TASK REQUIREMENTS:
Reproduce the data in its entirety, exactly as supplied.

MATERIAL TO PROCESS:

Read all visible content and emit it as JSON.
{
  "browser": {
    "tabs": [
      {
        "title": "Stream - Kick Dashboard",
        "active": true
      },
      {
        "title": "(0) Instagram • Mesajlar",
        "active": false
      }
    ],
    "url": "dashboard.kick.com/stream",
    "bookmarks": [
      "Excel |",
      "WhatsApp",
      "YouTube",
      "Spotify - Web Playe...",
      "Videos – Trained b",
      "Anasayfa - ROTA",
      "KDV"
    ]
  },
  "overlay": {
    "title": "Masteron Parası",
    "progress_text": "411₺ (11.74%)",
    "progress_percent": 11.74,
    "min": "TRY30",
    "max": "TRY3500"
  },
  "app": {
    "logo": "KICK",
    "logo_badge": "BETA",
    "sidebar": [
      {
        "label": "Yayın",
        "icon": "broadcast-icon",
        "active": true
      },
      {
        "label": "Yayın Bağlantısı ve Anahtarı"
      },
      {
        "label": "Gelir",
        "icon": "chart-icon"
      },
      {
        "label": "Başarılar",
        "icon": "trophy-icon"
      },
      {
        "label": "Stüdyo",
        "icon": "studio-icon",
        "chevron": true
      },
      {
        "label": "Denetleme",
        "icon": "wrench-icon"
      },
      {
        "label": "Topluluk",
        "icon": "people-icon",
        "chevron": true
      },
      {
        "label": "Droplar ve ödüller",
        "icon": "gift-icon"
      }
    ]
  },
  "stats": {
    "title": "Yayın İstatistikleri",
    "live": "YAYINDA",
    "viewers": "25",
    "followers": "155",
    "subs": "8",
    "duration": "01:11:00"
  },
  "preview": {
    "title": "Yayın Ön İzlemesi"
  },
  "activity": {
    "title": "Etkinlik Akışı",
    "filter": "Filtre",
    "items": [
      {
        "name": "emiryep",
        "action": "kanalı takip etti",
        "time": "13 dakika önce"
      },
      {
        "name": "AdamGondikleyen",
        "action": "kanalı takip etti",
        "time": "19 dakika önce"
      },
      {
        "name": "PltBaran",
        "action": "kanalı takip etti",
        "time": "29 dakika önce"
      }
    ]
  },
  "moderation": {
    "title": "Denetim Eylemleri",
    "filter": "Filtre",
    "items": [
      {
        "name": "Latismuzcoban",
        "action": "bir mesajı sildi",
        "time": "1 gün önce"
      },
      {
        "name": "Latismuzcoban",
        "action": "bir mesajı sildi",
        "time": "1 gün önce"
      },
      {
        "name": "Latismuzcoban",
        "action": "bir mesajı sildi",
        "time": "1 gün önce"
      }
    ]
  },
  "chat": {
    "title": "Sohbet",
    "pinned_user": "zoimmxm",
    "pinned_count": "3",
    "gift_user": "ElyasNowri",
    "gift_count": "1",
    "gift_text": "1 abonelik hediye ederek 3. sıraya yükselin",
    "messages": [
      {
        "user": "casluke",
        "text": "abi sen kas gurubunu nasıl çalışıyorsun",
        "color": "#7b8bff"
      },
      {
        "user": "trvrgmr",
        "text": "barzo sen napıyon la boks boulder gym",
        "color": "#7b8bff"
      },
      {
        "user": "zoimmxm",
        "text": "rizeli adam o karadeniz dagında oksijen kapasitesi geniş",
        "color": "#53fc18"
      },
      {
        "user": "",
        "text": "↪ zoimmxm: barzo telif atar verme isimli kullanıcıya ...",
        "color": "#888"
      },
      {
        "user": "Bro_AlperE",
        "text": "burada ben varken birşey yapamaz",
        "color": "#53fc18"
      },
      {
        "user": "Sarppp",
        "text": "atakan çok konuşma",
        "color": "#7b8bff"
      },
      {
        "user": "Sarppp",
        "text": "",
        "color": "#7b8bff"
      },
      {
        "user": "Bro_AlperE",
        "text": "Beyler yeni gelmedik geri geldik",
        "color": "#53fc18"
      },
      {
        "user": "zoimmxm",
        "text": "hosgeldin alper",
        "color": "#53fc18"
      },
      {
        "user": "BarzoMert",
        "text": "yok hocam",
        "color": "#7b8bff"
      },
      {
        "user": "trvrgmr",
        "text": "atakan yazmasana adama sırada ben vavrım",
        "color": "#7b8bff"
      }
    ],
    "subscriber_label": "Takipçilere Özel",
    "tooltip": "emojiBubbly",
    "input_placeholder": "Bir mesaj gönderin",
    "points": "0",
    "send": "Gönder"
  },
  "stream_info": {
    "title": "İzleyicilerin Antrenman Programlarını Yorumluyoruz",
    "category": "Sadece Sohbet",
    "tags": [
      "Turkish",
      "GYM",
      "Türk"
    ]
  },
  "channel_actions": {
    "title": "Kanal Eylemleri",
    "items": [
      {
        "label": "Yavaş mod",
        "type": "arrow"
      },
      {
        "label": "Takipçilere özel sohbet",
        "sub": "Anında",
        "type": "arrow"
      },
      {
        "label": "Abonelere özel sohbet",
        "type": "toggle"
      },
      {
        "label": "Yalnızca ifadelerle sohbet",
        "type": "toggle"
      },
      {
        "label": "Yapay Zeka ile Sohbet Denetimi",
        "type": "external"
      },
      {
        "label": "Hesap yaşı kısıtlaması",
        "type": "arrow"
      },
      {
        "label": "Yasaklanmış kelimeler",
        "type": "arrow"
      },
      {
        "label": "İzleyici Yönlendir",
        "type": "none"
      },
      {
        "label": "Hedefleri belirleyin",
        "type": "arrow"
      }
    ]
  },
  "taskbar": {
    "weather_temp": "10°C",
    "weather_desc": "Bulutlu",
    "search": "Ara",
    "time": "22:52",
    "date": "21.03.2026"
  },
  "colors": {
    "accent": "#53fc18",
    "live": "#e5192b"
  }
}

EXERCISE SOLUTION:
Read all visible content and emit it as JSON.
{
  "browser": {
    "tabs": [
      {
        "title": "Stream - Kick Dashboard",
        "active": true
      },
      {
        "title": "(0) Instagram • Mesajlar",
        "active": false
      }
    ],
    "url": "dashboard.kick.com/stream",
    "bookmarks": [
      "Excel |",
      "WhatsApp",
      "YouTube",
      "Spotify - Web Playe...",
      "Videos – Trained b",
      "Anasayfa - ROTA",
      "KDV"
    ]
  },
  "overlay": {
    "title": "Masteron Parası",
    "progress_text": "411₺ (11.74%)",
    "progress_percent": 11.74,
    "min": "TRY30",
    "max": "TRY3500"
  },
  "app": {
    "logo": "KICK",
    "logo_badge": "BETA",
    "sidebar": [
      {
        "label": "Yayın",
        "icon": "broadcast-icon",
        "active": true
      },
      {
        "label": "Yayın Bağlantısı ve Anahtarı"
      },
      {
        "label": "Gelir",
        "icon": "chart-icon"
      },
      {
        "label": "Başarılar",
        "icon": "trophy-icon"
      },
      {
        "label": "Stüdyo",
        "icon": "studio-icon",
        "chevron": true
      },
      {
        "label": "Denetleme",
        "icon": "wrench-icon"
      },
      {
        "label": "Topluluk",
        "icon": "people-icon",
        "chevron": true
      },
      {
        "label": "Droplar ve ödüller",
        "icon": "gift-icon"
      }
    ]
  },
  "stats": {
    "title": "Yayın İstatistikleri",
    "live": "YAYINDA",
    "viewers": "25",
    "followers": "155",
    "subs": "8",
    "duration": "01:11:00"
  },
  "preview": {
    "title": "Yayın Ön İzlemesi"
  },
  "activity": {
    "title": "Etkinlik Akışı",
    "filter": "Filtre",
    "items": [
      {
        "name": "emiryep",
        "action": "kanalı takip etti",
        "time": "13 dakika önce"
      },
      {
        "name": "AdamGondikleyen",
        "action": "kanalı takip etti",
        "time": "19 dakika önce"
      },
      {
        "name": "PltBaran",
        "action": "kanalı takip etti",
        "time": "29 dakika önce"
      }
    ]
  },
  "moderation": {
    "title": "Denetim Eylemleri",
    "filter": "Filtre",
    "items": [
      {
        "name": "Latismuzcoban",
        "action": "bir mesajı sildi",
        "time": "1 gün önce"
      },
      {
        "name": "Latismuzcoban",
        "action": "bir mesajı sildi",
        "time": "1 gün önce"
      },
      {
        "name": "Latismuzcoban",
        "action": "bir mesajı sildi",
        "time": "1 gün önce"
      }
    ]
  },
  "chat": {
    "title": "Sohbet",
    "pinned_user": "zoimmxm",
    "pinned_count": "3",
    "gift_user": "ElyasNowri",
    "gift_count": "1",
    "gift_text": "1 abonelik hediye ederek 3. sıraya yükselin",
    "messages": [
      {
        "user": "casluke",
        "text": "abi sen kas gurubunu nasıl çalışıyorsun",
        "color": "#7b8bff"
      },
      {
        "user": "trvrgmr",
        "text": "barzo sen napıyon la boks boulder gym",
        "color": "#7b8bff"
      },
      {
        "user": "zoimmxm",
        "text": "rizeli adam o karadeniz dagında oksijen kapasitesi geniş",
        "color": "#53fc18"
      },
      {
        "user": "",
        "text": "↪ zoimmxm: barzo telif atar verme isimli kullanıcıya ...",
        "color": "#888"
      },
      {
        "user": "Bro_AlperE",
        "text": "burada ben varken birşey yapamaz",
        "color": "#53fc18"
      },
      {
        "user": "Sarppp",
        "text": "atakan çok konuşma",
        "color": "#7b8bff"
      },
      {
        "user": "Sarppp",
        "text": "",
        "color": "#7b8bff"
      },
      {
        "user": "Bro_AlperE",
        "text": "Beyler yeni gelmedik geri geldik",
        "color": "#53fc18"
      },
      {
        "user": "zoimmxm",
        "text": "hosgeldin alper",
        "color": "#53fc18"
      },
      {
        "user": "BarzoMert",
        "text": "yok hocam",
        "color": "#7b8bff"
      },
      {
        "user": "trvrgmr",
        "text": "atakan yazmasana adama sırada ben vavrım",
        "color": "#7b8bff"
      }
    ],
    "subscriber_label": "Takipçilere Özel",
    "tooltip": "emojiBubbly",
    "input_placeholder": "Bir mesaj gönderin",
    "points": "0",
    "send": "Gönder"
  },
  "stream_info": {
    "title": "İzleyicilerin Antrenman Programlarını Yorumluyoruz",
    "category": "Sadece Sohbet",
    "tags": [
      "Turkish",
      "GYM",
      "Türk"
    ]
  },
  "channel_actions": {
    "title": "Kanal Eylemleri",
    "items": [
      {
        "label": "Yavaş mod",
        "type": "arrow"
      },
      {
        "label": "Takipçilere özel sohbet",
        "sub": "Anında",
        "type": "arrow"
      },
      {
        "label": "Abonelere özel sohbet",
        "type": "toggle"
      },
      {
        "label": "Yalnızca ifadelerle sohbet",
        "type": "toggle"
      },
      {
        "label": "Yapay Zeka ile Sohbet Denetimi",
        "type": "external"
      },
      {
        "label": "Hesap yaşı kısıtlaması",
        "type": "arrow"
      },
      {
        "label": "Yasaklanmış kelimeler",
        "type": "arrow"
      },
      {
        "label": "İzleyici Yönlendir",
        "type": "none"
      },
      {
        "label": "Hedefleri belirleyin",
        "type": "arrow"
      }
    ]
  },
  "taskbar": {
    "weather_temp": "10°C",
    "weather_desc": "Bulutlu",
    "search": "Ara",
    "time": "22:52",
    "date": "21.03.2026"
  },
  "colors": {
    "accent": "#53fc18",
    "live": "#e5192b"
  }
}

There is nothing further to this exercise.